━━━ Records for this task ━━━

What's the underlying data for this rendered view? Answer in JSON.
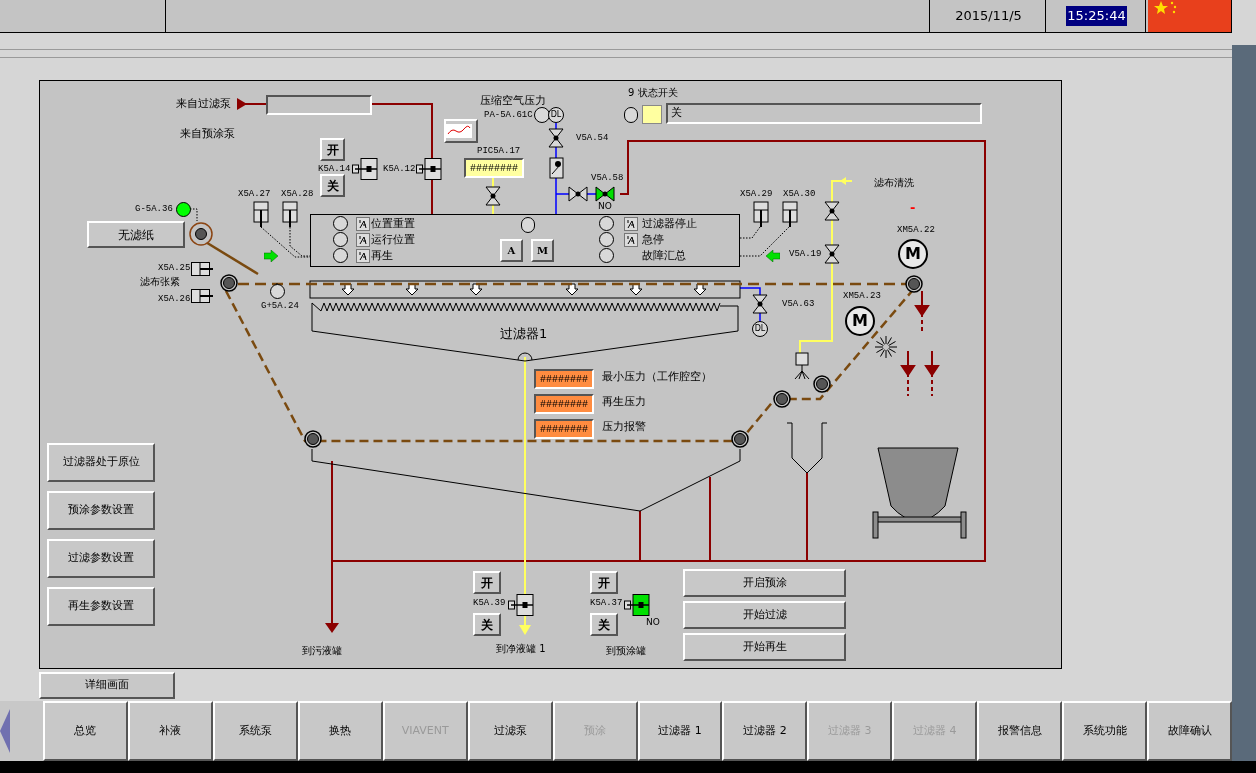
{
  "top_bar": {
    "date": "2015/11/5",
    "time": "15:25:44"
  },
  "inlets": [
    "来自过滤泵",
    "来自预涂泵"
  ],
  "paper_sensor": {
    "label": "G-5A.36",
    "on": true
  },
  "no_paper_button": "无滤纸",
  "tension": {
    "label": "滤布张紧",
    "cylinders": [
      "X5A.25",
      "X5A.26"
    ]
  },
  "belt_sensor": {
    "label": "G+5A.24",
    "on": false
  },
  "cylinders_left": [
    "X5A.27",
    "X5A.28"
  ],
  "cylinders_right": [
    "X5A.29",
    "X5A.30"
  ],
  "inlet_valve": {
    "open_button": "开",
    "close_button": "关",
    "tag": "K5A.14",
    "open": false
  },
  "valve_k512": {
    "tag": "K5A.12",
    "open": false
  },
  "pressure_controller": {
    "tag": "PIC5A.17",
    "value": "########"
  },
  "air": {
    "title": "压缩空气压力",
    "tag": "PA-5A.61C",
    "dl": "DL",
    "valve": "V5A.54"
  },
  "valve_v558": {
    "tag": "V5A.58",
    "open": true,
    "note": "NO"
  },
  "status_switch": {
    "number": "9",
    "title": "状态开关",
    "value": "关"
  },
  "control_panel": {
    "left": [
      {
        "label": "位置重置",
        "switch": true
      },
      {
        "label": "运行位置",
        "switch": true
      },
      {
        "label": "再生",
        "switch": true
      }
    ],
    "right": [
      {
        "label": "过滤器停止",
        "switch": true
      },
      {
        "label": "急停",
        "switch": true
      },
      {
        "label": "故障汇总",
        "switch": false
      }
    ],
    "mode_buttons": [
      "A",
      "M"
    ]
  },
  "wash": {
    "label": "滤布清洗",
    "valve": "V5A.19"
  },
  "drain_valve": {
    "tag": "V5A.63",
    "dl": "DL"
  },
  "motors": [
    {
      "tag": "XM5A.22",
      "symbol": "M"
    },
    {
      "tag": "XM5A.23",
      "symbol": "M"
    }
  ],
  "motor_indicator": "-",
  "filter_title": "过滤器1",
  "pressures": [
    {
      "value": "########",
      "label": "最小压力（工作腔空）"
    },
    {
      "value": "########",
      "label": "再生压力"
    },
    {
      "value": "########",
      "label": "压力报警"
    }
  ],
  "side_buttons": [
    "过滤器处于原位",
    "预涂参数设置",
    "过滤参数设置",
    "再生参数设置"
  ],
  "outlet_valves": [
    {
      "tag": "K5A.39",
      "open_button": "开",
      "close_button": "关",
      "open": false
    },
    {
      "tag": "K5A.37",
      "open_button": "开",
      "close_button": "关",
      "open": true,
      "note": "NO"
    }
  ],
  "outlets": [
    "到污液罐",
    "到净液罐 1",
    "到预涂罐"
  ],
  "action_buttons": [
    "开启预涂",
    "开始过滤",
    "开始再生"
  ],
  "detail_button": "详细画面",
  "nav": [
    {
      "label": "总览",
      "disabled": false
    },
    {
      "label": "补液",
      "disabled": false
    },
    {
      "label": "系统泵",
      "disabled": false
    },
    {
      "label": "换热",
      "disabled": false
    },
    {
      "label": "VIAVENT",
      "disabled": true
    },
    {
      "label": "过滤泵",
      "disabled": false
    },
    {
      "label": "预涂",
      "disabled": true
    },
    {
      "label": "过滤器 1",
      "disabled": false
    },
    {
      "label": "过滤器 2",
      "disabled": false
    },
    {
      "label": "过滤器 3",
      "disabled": true
    },
    {
      "label": "过滤器 4",
      "disabled": true
    },
    {
      "label": "报警信息",
      "disabled": false
    },
    {
      "label": "系统功能",
      "disabled": false
    },
    {
      "label": "故障确认",
      "disabled": false
    }
  ]
}
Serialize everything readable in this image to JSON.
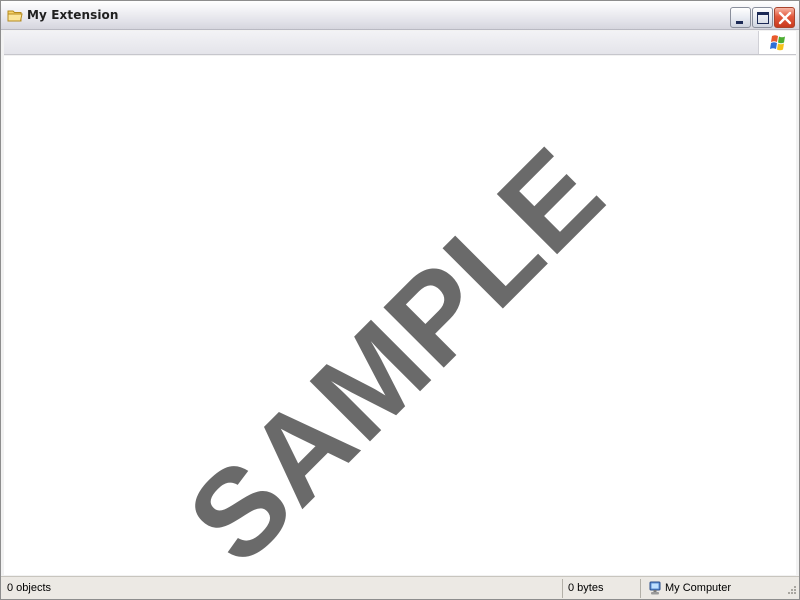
{
  "window": {
    "title": "My Extension",
    "title_icon": "folder-icon"
  },
  "caption_buttons": {
    "minimize_icon": "minimize-icon",
    "maximize_icon": "maximize-icon",
    "close_icon": "close-icon"
  },
  "toolbar": {
    "throbber_icon": "windows-flag-icon"
  },
  "content": {
    "watermark": "SAMPLE"
  },
  "statusbar": {
    "objects": "0 objects",
    "bytes": "0 bytes",
    "zone": "My Computer",
    "zone_icon": "my-computer-icon"
  },
  "colors": {
    "close_button": "#d9472b",
    "watermark": "#6a6a6a"
  }
}
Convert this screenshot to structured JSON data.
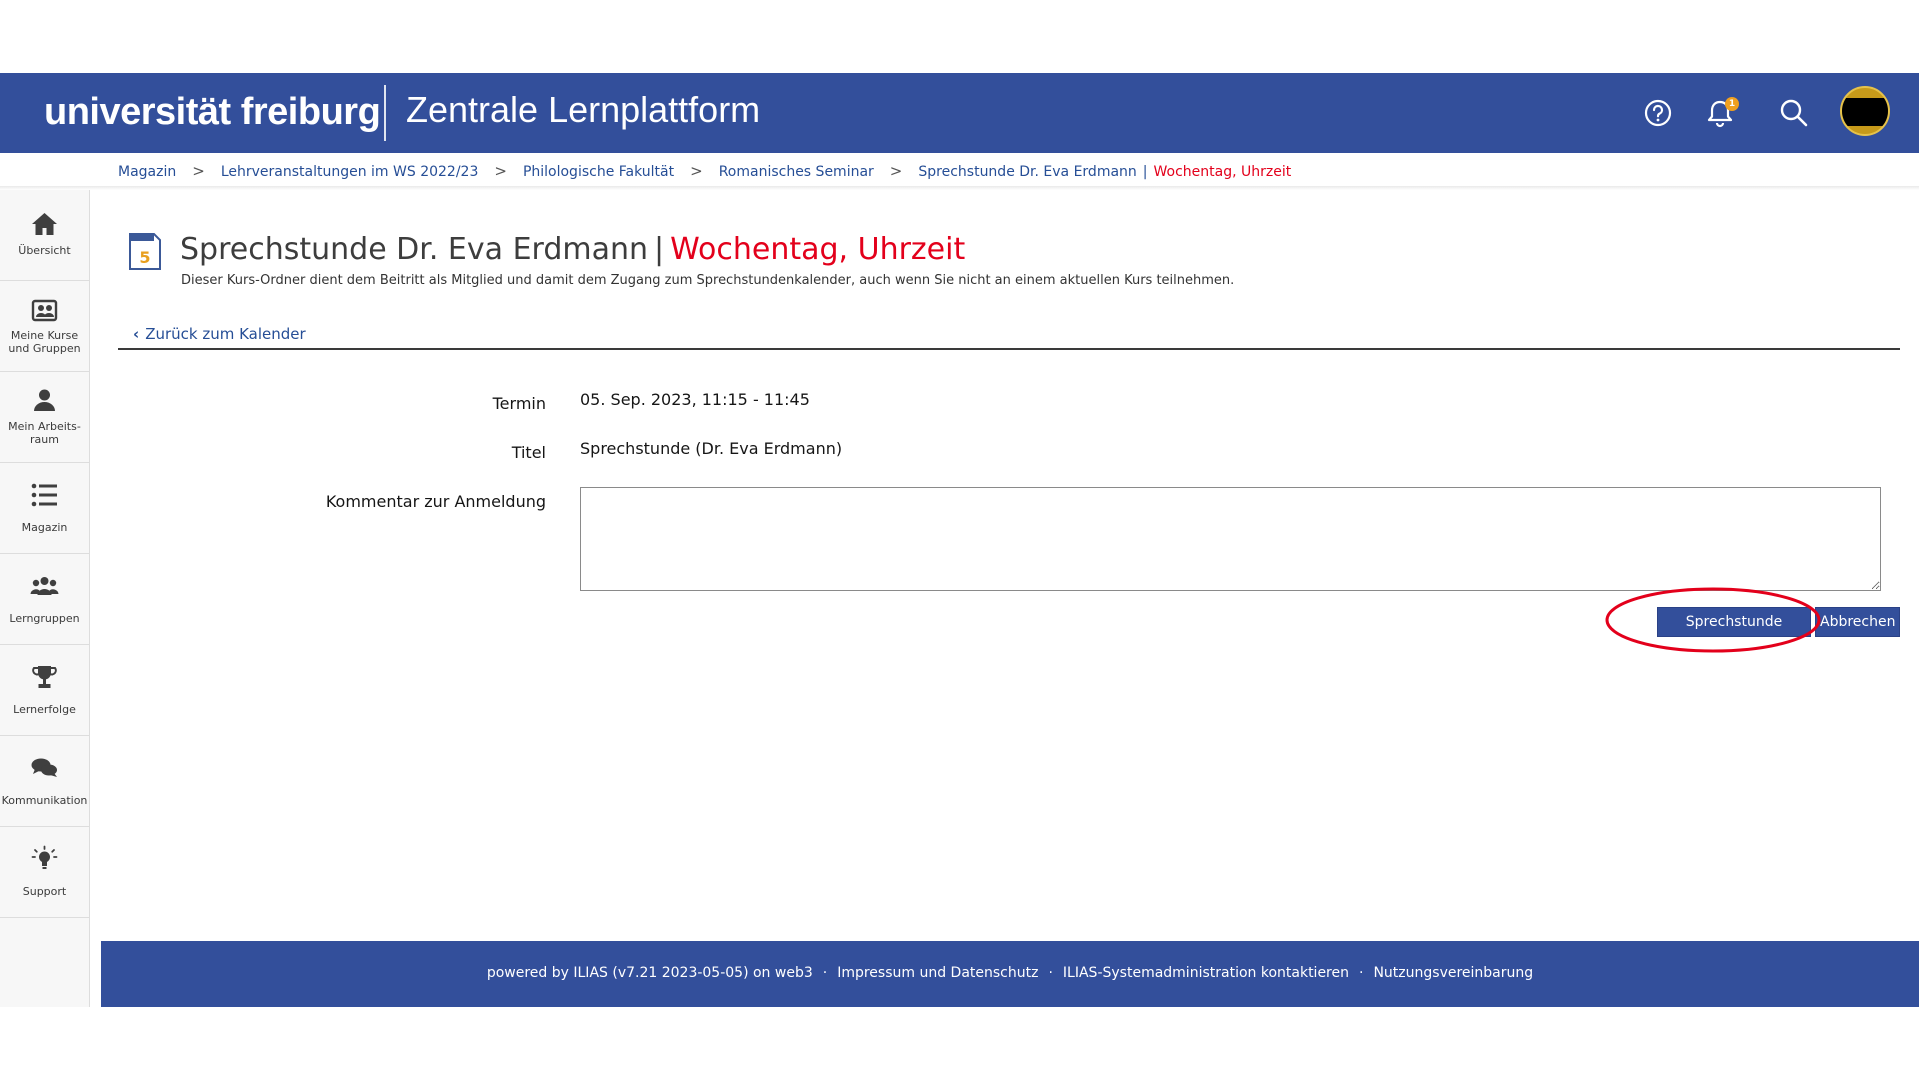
{
  "header": {
    "logo": "universität freiburg",
    "app_title": "Zentrale Lernplattform",
    "notification_count": "1",
    "bg_color": "#334f9b"
  },
  "breadcrumb": {
    "items": [
      "Magazin",
      "Lehrveranstaltungen im WS 2022/23",
      "Philologische Fakultät",
      "Romanisches Seminar",
      "Sprechstunde Dr. Eva Erdmann"
    ],
    "current_suffix": "Wochentag, Uhrzeit"
  },
  "sidebar": {
    "items": [
      {
        "label": "Übersicht",
        "icon": "home-icon"
      },
      {
        "label": "Meine Kurse und Gruppen",
        "icon": "courses-icon"
      },
      {
        "label": "Mein Arbeits-raum",
        "icon": "person-icon"
      },
      {
        "label": "Magazin",
        "icon": "list-icon"
      },
      {
        "label": "Lerngruppen",
        "icon": "group-icon"
      },
      {
        "label": "Lernerfolge",
        "icon": "trophy-icon"
      },
      {
        "label": "Kommunikation",
        "icon": "chat-icon"
      },
      {
        "label": "Support",
        "icon": "lightbulb-icon"
      }
    ]
  },
  "page": {
    "title": "Sprechstunde Dr. Eva Erdmann",
    "title_suffix": "Wochentag, Uhrzeit",
    "description": "Dieser Kurs-Ordner dient dem Beitritt als Mitglied und damit dem Zugang zum Sprechstundenkalender, auch wenn Sie nicht an einem aktuellen Kurs teilnehmen.",
    "back_link": "Zurück zum Kalender",
    "calendar_day": "5"
  },
  "form": {
    "termin_label": "Termin",
    "termin_value": "05. Sep. 2023, 11:15 - 11:45",
    "titel_label": "Titel",
    "titel_value": "Sprechstunde (Dr. Eva Erdmann)",
    "kommentar_label": "Kommentar zur Anmeldung",
    "kommentar_value": "",
    "book_button": "Sprechstunde buchen",
    "cancel_button": "Abbrechen"
  },
  "footer": {
    "powered": "powered by ILIAS (v7.21 2023-05-05) on web3",
    "links": [
      "Impressum und Datenschutz",
      "ILIAS-Systemadministration kontaktieren",
      "Nutzungsvereinbarung"
    ],
    "separator": "·"
  },
  "colors": {
    "primary": "#334f9b",
    "highlight": "#e3001b",
    "link": "#264e96"
  }
}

━━━

Repeat the material verbatim. Do not carry over any picture.

What's the underlying data for this rendered view? Answer in JSON.
{
  "top_bar": {
    "date": "2015/11/5",
    "time": "15:25:44"
  },
  "inlets": [
    "来自过滤泵",
    "来自预涂泵"
  ],
  "paper_sensor": {
    "label": "G-5A.36",
    "on": true
  },
  "no_paper_button": "无滤纸",
  "tension": {
    "label": "滤布张紧",
    "cylinders": [
      "X5A.25",
      "X5A.26"
    ]
  },
  "belt_sensor": {
    "label": "G+5A.24",
    "on": false
  },
  "cylinders_left": [
    "X5A.27",
    "X5A.28"
  ],
  "cylinders_right": [
    "X5A.29",
    "X5A.30"
  ],
  "inlet_valve": {
    "open_button": "开",
    "close_button": "关",
    "tag": "K5A.14",
    "open": false
  },
  "valve_k512": {
    "tag": "K5A.12",
    "open": false
  },
  "pressure_controller": {
    "tag": "PIC5A.17",
    "value": "########"
  },
  "air": {
    "title": "压缩空气压力",
    "tag": "PA-5A.61C",
    "dl": "DL",
    "valve": "V5A.54"
  },
  "valve_v558": {
    "tag": "V5A.58",
    "open": true,
    "note": "NO"
  },
  "status_switch": {
    "number": "9",
    "title": "状态开关",
    "value": "关"
  },
  "control_panel": {
    "left": [
      {
        "label": "位置重置",
        "switch": true
      },
      {
        "label": "运行位置",
        "switch": true
      },
      {
        "label": "再生",
        "switch": true
      }
    ],
    "right": [
      {
        "label": "过滤器停止",
        "switch": true
      },
      {
        "label": "急停",
        "switch": true
      },
      {
        "label": "故障汇总",
        "switch": false
      }
    ],
    "mode_buttons": [
      "A",
      "M"
    ]
  },
  "wash": {
    "label": "滤布清洗",
    "valve": "V5A.19"
  },
  "drain_valve": {
    "tag": "V5A.63",
    "dl": "DL"
  },
  "motors": [
    {
      "tag": "XM5A.22",
      "symbol": "M"
    },
    {
      "tag": "XM5A.23",
      "symbol": "M"
    }
  ],
  "motor_indicator": "-",
  "filter_title": "过滤器1",
  "pressures": [
    {
      "value": "########",
      "label": "最小压力（工作腔空）"
    },
    {
      "value": "########",
      "label": "再生压力"
    },
    {
      "value": "########",
      "label": "压力报警"
    }
  ],
  "side_buttons": [
    "过滤器处于原位",
    "预涂参数设置",
    "过滤参数设置",
    "再生参数设置"
  ],
  "outlet_valves": [
    {
      "tag": "K5A.39",
      "open_button": "开",
      "close_button": "关",
      "open": false
    },
    {
      "tag": "K5A.37",
      "open_button": "开",
      "close_button": "关",
      "open": true,
      "note": "NO"
    }
  ],
  "outlets": [
    "到污液罐",
    "到净液罐 1",
    "到预涂罐"
  ],
  "action_buttons": [
    "开启预涂",
    "开始过滤",
    "开始再生"
  ],
  "detail_button": "详细画面",
  "nav": [
    {
      "label": "总览",
      "disabled": false
    },
    {
      "label": "补液",
      "disabled": false
    },
    {
      "label": "系统泵",
      "disabled": false
    },
    {
      "label": "换热",
      "disabled": false
    },
    {
      "label": "VIAVENT",
      "disabled": true
    },
    {
      "label": "过滤泵",
      "disabled": false
    },
    {
      "label": "预涂",
      "disabled": true
    },
    {
      "label": "过滤器 1",
      "disabled": false
    },
    {
      "label": "过滤器 2",
      "disabled": false
    },
    {
      "label": "过滤器 3",
      "disabled": true
    },
    {
      "label": "过滤器 4",
      "disabled": true
    },
    {
      "label": "报警信息",
      "disabled": false
    },
    {
      "label": "系统功能",
      "disabled": false
    },
    {
      "label": "故障确认",
      "disabled": false
    }
  ]
}
Serialize everything readable in this image to JSON.
{
  "window": {
    "title": "My Extension",
    "title_icon": "folder-icon"
  },
  "caption_buttons": {
    "minimize_icon": "minimize-icon",
    "maximize_icon": "maximize-icon",
    "close_icon": "close-icon"
  },
  "toolbar": {
    "throbber_icon": "windows-flag-icon"
  },
  "content": {
    "watermark": "SAMPLE"
  },
  "statusbar": {
    "objects": "0 objects",
    "bytes": "0 bytes",
    "zone": "My Computer",
    "zone_icon": "my-computer-icon"
  },
  "colors": {
    "close_button": "#d9472b",
    "watermark": "#6a6a6a"
  }
}
Convert this screenshot to structured JSON data.
{
  "header": {
    "logo": "universität freiburg",
    "app_title": "Zentrale Lernplattform",
    "notification_count": "1",
    "bg_color": "#334f9b"
  },
  "breadcrumb": {
    "items": [
      "Magazin",
      "Lehrveranstaltungen im WS 2022/23",
      "Philologische Fakultät",
      "Romanisches Seminar",
      "Sprechstunde Dr. Eva Erdmann"
    ],
    "current_suffix": "Wochentag, Uhrzeit"
  },
  "sidebar": {
    "items": [
      {
        "label": "Übersicht",
        "icon": "home-icon"
      },
      {
        "label": "Meine Kurse und Gruppen",
        "icon": "courses-icon"
      },
      {
        "label": "Mein Arbeits-raum",
        "icon": "person-icon"
      },
      {
        "label": "Magazin",
        "icon": "list-icon"
      },
      {
        "label": "Lerngruppen",
        "icon": "group-icon"
      },
      {
        "label": "Lernerfolge",
        "icon": "trophy-icon"
      },
      {
        "label": "Kommunikation",
        "icon": "chat-icon"
      },
      {
        "label": "Support",
        "icon": "lightbulb-icon"
      }
    ]
  },
  "page": {
    "title": "Sprechstunde Dr. Eva Erdmann",
    "title_suffix": "Wochentag, Uhrzeit",
    "description": "Dieser Kurs-Ordner dient dem Beitritt als Mitglied und damit dem Zugang zum Sprechstundenkalender, auch wenn Sie nicht an einem aktuellen Kurs teilnehmen.",
    "back_link": "Zurück zum Kalender",
    "calendar_day": "5"
  },
  "form": {
    "termin_label": "Termin",
    "termin_value": "05. Sep. 2023, 11:15 - 11:45",
    "titel_label": "Titel",
    "titel_value": "Sprechstunde (Dr. Eva Erdmann)",
    "kommentar_label": "Kommentar zur Anmeldung",
    "kommentar_value": "",
    "book_button": "Sprechstunde buchen",
    "cancel_button": "Abbrechen"
  },
  "footer": {
    "powered": "powered by ILIAS (v7.21 2023-05-05) on web3",
    "links": [
      "Impressum und Datenschutz",
      "ILIAS-Systemadministration kontaktieren",
      "Nutzungsvereinbarung"
    ],
    "separator": "·"
  },
  "colors": {
    "primary": "#334f9b",
    "highlight": "#e3001b",
    "link": "#264e96"
  }
}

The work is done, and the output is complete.